- [Given information]:

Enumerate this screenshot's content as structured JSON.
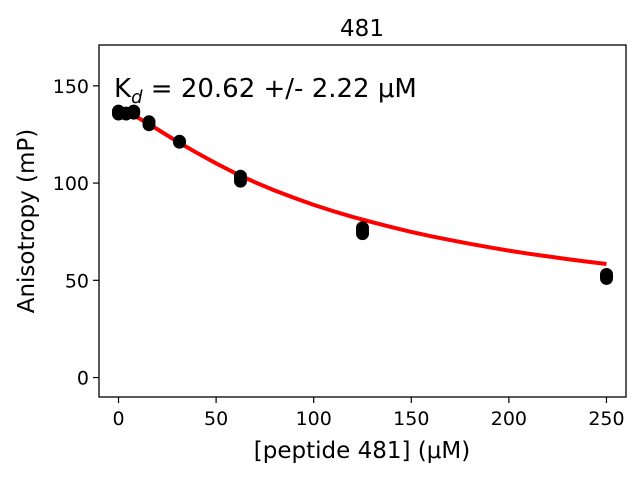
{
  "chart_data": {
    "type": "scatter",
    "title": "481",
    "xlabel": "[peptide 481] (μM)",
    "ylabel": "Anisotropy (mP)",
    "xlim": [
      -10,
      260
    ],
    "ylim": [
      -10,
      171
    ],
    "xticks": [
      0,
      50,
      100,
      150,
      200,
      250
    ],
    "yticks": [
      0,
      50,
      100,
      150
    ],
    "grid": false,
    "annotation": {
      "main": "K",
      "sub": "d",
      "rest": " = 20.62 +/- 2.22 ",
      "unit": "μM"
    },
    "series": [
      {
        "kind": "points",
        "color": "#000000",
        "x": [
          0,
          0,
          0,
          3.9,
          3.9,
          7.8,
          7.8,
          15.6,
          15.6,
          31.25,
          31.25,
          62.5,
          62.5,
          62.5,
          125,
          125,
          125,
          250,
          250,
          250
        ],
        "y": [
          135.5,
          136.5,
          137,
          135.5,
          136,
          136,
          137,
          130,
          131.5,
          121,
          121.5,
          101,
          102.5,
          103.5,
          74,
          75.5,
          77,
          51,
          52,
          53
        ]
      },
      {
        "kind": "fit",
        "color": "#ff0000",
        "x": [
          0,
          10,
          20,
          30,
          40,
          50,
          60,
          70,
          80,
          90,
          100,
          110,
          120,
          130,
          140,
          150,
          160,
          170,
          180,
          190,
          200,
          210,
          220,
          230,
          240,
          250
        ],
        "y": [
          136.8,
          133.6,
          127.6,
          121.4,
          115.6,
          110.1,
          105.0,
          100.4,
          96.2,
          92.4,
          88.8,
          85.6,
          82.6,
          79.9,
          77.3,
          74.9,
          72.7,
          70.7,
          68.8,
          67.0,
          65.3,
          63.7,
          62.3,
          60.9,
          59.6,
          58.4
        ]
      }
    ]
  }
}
* * *
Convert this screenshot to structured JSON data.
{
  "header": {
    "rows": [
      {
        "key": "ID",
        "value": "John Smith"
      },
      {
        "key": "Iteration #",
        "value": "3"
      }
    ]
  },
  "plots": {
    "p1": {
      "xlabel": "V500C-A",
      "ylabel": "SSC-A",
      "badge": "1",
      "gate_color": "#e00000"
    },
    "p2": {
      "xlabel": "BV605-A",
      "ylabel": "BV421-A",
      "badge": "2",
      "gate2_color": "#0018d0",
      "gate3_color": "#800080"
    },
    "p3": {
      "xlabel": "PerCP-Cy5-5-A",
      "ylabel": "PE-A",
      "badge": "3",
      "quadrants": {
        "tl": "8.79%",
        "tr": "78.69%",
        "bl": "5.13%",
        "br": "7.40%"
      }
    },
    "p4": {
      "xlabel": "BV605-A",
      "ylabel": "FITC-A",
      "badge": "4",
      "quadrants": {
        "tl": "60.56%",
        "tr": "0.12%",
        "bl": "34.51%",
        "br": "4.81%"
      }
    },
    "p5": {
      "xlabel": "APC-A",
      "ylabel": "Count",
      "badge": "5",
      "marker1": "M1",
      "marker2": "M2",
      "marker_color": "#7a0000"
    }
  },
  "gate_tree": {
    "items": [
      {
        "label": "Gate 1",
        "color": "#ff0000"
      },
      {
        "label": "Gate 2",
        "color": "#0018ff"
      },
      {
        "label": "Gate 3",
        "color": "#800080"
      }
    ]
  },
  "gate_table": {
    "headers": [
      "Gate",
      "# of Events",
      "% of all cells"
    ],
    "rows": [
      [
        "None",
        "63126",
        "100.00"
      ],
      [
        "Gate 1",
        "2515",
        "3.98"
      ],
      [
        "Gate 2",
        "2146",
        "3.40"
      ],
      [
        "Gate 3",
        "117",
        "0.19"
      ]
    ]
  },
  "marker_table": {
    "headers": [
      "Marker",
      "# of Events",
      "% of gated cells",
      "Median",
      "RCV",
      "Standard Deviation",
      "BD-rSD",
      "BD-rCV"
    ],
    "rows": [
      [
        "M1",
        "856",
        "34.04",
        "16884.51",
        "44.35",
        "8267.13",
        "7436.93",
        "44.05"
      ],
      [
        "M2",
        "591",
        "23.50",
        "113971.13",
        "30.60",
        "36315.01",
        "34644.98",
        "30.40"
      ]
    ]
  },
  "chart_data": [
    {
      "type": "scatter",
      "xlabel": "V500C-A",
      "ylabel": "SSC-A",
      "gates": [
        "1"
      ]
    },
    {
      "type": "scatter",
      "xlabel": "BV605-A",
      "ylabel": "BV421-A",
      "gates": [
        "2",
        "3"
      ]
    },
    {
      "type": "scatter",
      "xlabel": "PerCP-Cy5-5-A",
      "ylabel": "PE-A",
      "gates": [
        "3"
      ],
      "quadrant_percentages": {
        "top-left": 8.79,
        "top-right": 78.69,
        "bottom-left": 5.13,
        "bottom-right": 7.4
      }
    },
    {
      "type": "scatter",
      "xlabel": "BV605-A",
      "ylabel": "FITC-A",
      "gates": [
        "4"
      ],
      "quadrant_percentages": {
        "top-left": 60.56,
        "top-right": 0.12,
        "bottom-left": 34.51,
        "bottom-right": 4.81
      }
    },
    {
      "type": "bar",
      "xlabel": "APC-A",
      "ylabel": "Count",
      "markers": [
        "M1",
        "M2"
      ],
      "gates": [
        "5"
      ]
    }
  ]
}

- [What you should do]: From the listing above, copy every line where the string "structured" is found.

- [Exercise response]:
Enumerate this screenshot's content as structured JSON.
Convert this screenshot to structured JSON data.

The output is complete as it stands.